Given task:
Extract all lines that hold "icon" from the records below.

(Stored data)
_ _ _

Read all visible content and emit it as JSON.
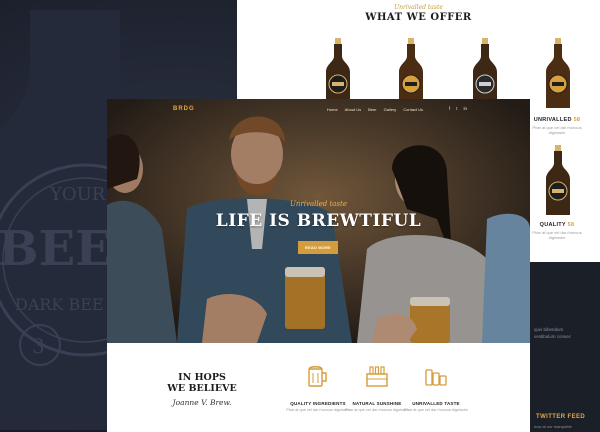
{
  "background": {
    "bottle_label_lines": [
      "YOUR TA",
      "BEE",
      "DARK BEE",
      "3"
    ]
  },
  "offer": {
    "eyebrow": "Unrivalled taste",
    "title": "WHAT WE OFFER",
    "side_items": [
      {
        "name": "UNRIVALLED",
        "num": "58",
        "desc": "Phar at que vel dar rhoncus dignissim"
      },
      {
        "name": "QUALITY",
        "num": "58",
        "desc": "Phar at que vel dar rhoncus dignissim"
      }
    ]
  },
  "right_panel": {
    "lines": [
      "quis bibendum",
      "vestibulum consec"
    ],
    "twitter_title": "TWITTER FEED",
    "twitter_sub": "now at our marquette"
  },
  "nav": {
    "logo": "BRDG",
    "items": [
      "Home",
      "About Us",
      "Beer",
      "Gallery",
      "Contact Us"
    ],
    "social": [
      "f",
      "t",
      "in"
    ]
  },
  "hero": {
    "eyebrow": "Unrivalled taste",
    "title": "LIFE IS BREWTIFUL",
    "button": "READ MORE"
  },
  "believe": {
    "line1": "IN HOPS",
    "line2": "WE BELIEVE",
    "signature": "Joanne V. Brew."
  },
  "features": [
    {
      "icon": "beer-mug-icon",
      "title": "QUALITY INGREDIENTS",
      "desc": "Phar at que vel dar rhoncus dignissim"
    },
    {
      "icon": "beer-crate-icon",
      "title": "NATURAL SUNSHINE",
      "desc": "Phar at que vel dar rhoncus dignissim"
    },
    {
      "icon": "beer-cans-icon",
      "title": "UNRIVALLED TASTE",
      "desc": "Phar at que vel dar rhoncus dignissim"
    }
  ],
  "colors": {
    "accent": "#d59c3c",
    "dark": "#1d2230"
  }
}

_ _ _

Final result:
      "icon": "beer-mug-icon",
      "icon": "beer-crate-icon",
      "icon": "beer-cans-icon",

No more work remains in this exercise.